Recorded data:
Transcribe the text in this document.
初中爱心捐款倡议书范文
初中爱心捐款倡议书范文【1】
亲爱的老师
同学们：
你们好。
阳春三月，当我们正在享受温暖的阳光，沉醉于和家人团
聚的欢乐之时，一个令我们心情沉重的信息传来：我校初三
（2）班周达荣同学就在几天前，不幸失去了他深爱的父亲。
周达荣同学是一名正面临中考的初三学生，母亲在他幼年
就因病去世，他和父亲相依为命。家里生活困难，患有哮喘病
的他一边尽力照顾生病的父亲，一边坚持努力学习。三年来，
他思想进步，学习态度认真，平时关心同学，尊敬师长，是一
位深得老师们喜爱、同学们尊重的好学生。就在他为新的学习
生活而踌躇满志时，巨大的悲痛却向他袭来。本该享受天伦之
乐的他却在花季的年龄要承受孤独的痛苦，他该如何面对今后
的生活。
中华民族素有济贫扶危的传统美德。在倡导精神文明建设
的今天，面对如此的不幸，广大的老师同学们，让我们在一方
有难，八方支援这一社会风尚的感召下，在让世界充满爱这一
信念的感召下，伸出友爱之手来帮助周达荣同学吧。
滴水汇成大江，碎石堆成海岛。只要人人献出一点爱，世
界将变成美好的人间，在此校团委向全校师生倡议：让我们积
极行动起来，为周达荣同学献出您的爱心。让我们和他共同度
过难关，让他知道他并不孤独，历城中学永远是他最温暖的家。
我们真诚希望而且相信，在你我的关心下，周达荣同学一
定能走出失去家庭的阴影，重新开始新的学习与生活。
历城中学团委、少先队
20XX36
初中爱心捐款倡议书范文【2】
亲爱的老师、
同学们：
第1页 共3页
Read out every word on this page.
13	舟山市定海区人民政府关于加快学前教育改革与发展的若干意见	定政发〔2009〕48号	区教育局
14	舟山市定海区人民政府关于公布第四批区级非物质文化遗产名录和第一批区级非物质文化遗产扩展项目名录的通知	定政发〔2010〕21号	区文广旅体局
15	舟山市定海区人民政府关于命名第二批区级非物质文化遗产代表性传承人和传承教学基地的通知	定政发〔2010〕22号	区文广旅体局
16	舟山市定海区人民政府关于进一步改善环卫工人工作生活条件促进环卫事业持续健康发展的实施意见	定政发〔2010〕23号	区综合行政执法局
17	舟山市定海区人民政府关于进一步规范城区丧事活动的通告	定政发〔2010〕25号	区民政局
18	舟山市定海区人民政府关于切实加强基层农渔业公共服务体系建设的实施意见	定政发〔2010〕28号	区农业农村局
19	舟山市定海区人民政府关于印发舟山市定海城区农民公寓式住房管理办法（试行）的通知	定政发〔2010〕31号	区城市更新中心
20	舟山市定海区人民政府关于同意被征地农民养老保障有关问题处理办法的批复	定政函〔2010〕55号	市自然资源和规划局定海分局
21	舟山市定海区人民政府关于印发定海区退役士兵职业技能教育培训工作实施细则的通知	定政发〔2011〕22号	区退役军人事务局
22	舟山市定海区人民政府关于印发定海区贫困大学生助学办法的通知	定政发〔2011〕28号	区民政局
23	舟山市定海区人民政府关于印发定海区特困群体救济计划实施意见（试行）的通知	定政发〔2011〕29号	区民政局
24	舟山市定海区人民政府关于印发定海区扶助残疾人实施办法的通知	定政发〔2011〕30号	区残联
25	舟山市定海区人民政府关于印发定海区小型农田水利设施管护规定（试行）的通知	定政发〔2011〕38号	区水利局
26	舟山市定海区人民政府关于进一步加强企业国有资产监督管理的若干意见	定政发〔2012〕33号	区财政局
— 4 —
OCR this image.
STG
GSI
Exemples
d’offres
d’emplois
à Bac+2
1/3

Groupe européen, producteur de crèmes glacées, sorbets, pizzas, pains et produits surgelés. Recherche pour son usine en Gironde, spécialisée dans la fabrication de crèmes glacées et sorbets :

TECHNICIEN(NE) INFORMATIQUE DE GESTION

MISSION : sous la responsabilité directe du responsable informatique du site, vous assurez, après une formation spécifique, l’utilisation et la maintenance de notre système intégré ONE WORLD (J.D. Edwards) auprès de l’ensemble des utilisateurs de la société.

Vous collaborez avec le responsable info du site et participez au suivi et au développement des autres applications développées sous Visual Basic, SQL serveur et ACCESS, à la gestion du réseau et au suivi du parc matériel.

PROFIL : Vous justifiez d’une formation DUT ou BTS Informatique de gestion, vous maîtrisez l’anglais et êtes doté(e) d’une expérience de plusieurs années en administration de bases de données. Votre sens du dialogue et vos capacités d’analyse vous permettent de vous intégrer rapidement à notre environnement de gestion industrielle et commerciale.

#### PROBLEM TO SOLVE:
All of the data needs to be printed once more, exactly.

#### RESPONSE:
Transcribe the text in this document.
初中爱心捐款倡议书范文
初中爱心捐款倡议书范文【1】
亲爱的老师
同学们：
你们好。
阳春三月，当我们正在享受温暖的阳光，沉醉于和家人团
聚的欢乐之时，一个令我们心情沉重的信息传来：我校初三
（2）班周达荣同学就在几天前，不幸失去了他深爱的父亲。
周达荣同学是一名正面临中考的初三学生，母亲在他幼年
就因病去世，他和父亲相依为命。家里生活困难，患有哮喘病
的他一边尽力照顾生病的父亲，一边坚持努力学习。三年来，
他思想进步，学习态度认真，平时关心同学，尊敬师长，是一
位深得老师们喜爱、同学们尊重的好学生。就在他为新的学习
生活而踌躇满志时，巨大的悲痛却向他袭来。本该享受天伦之
乐的他却在花季的年龄要承受孤独的痛苦，他该如何面对今后
的生活。
中华民族素有济贫扶危的传统美德。在倡导精神文明建设
的今天，面对如此的不幸，广大的老师同学们，让我们在一方
有难，八方支援这一社会风尚的感召下，在让世界充满爱这一
信念的感召下，伸出友爱之手来帮助周达荣同学吧。
滴水汇成大江，碎石堆成海岛。只要人人献出一点爱，世
界将变成美好的人间，在此校团委向全校师生倡议：让我们积
极行动起来，为周达荣同学献出您的爱心。让我们和他共同度
过难关，让他知道他并不孤独，历城中学永远是他最温暖的家。
我们真诚希望而且相信，在你我的关心下，周达荣同学一
定能走出失去家庭的阴影，重新开始新的学习与生活。
历城中学团委、少先队
20XX36
初中爱心捐款倡议书范文【2】
亲爱的老师、
同学们：
第1页 共3页
Read out every word on this page.
13	舟山市定海区人民政府关于加快学前教育改革与发展的若干意见	定政发〔2009〕48号	区教育局
14	舟山市定海区人民政府关于公布第四批区级非物质文化遗产名录和第一批区级非物质文化遗产扩展项目名录的通知	定政发〔2010〕21号	区文广旅体局
15	舟山市定海区人民政府关于命名第二批区级非物质文化遗产代表性传承人和传承教学基地的通知	定政发〔2010〕22号	区文广旅体局
16	舟山市定海区人民政府关于进一步改善环卫工人工作生活条件促进环卫事业持续健康发展的实施意见	定政发〔2010〕23号	区综合行政执法局
17	舟山市定海区人民政府关于进一步规范城区丧事活动的通告	定政发〔2010〕25号	区民政局
18	舟山市定海区人民政府关于切实加强基层农渔业公共服务体系建设的实施意见	定政发〔2010〕28号	区农业农村局
19	舟山市定海区人民政府关于印发舟山市定海城区农民公寓式住房管理办法（试行）的通知	定政发〔2010〕31号	区城市更新中心
20	舟山市定海区人民政府关于同意被征地农民养老保障有关问题处理办法的批复	定政函〔2010〕55号	市自然资源和规划局定海分局
21	舟山市定海区人民政府关于印发定海区退役士兵职业技能教育培训工作实施细则的通知	定政发〔2011〕22号	区退役军人事务局
22	舟山市定海区人民政府关于印发定海区贫困大学生助学办法的通知	定政发〔2011〕28号	区民政局
23	舟山市定海区人民政府关于印发定海区特困群体救济计划实施意见（试行）的通知	定政发〔2011〕29号	区民政局
24	舟山市定海区人民政府关于印发定海区扶助残疾人实施办法的通知	定政发〔2011〕30号	区残联
25	舟山市定海区人民政府关于印发定海区小型农田水利设施管护规定（试行）的通知	定政发〔2011〕38号	区水利局
26	舟山市定海区人民政府关于进一步加强企业国有资产监督管理的若干意见	定政发〔2012〕33号	区财政局
— 4 —
OCR this image.
STG
GSI
Exemples
d’offres
d’emplois
à Bac+2
1/3

Groupe européen, producteur de crèmes glacées, sorbets, pizzas, pains et produits surgelés. Recherche pour son usine en Gironde, spécialisée dans la fabrication de crèmes glacées et sorbets :

TECHNICIEN(NE) INFORMATIQUE DE GESTION

MISSION : sous la responsabilité directe du responsable informatique du site, vous assurez, après une formation spécifique, l’utilisation et la maintenance de notre système intégré ONE WORLD (J.D. Edwards) auprès de l’ensemble des utilisateurs de la société.

Vous collaborez avec le responsable info du site et participez au suivi et au développement des autres applications développées sous Visual Basic, SQL serveur et ACCESS, à la gestion du réseau et au suivi du parc matériel.

PROFIL : Vous justifiez d’une formation DUT ou BTS Informatique de gestion, vous maîtrisez l’anglais et êtes doté(e) d’une expérience de plusieurs années en administration de bases de données. Votre sens du dialogue et vos capacités d’analyse vous permettent de vous intégrer rapidement à notre environnement de gestion industrielle et commerciale.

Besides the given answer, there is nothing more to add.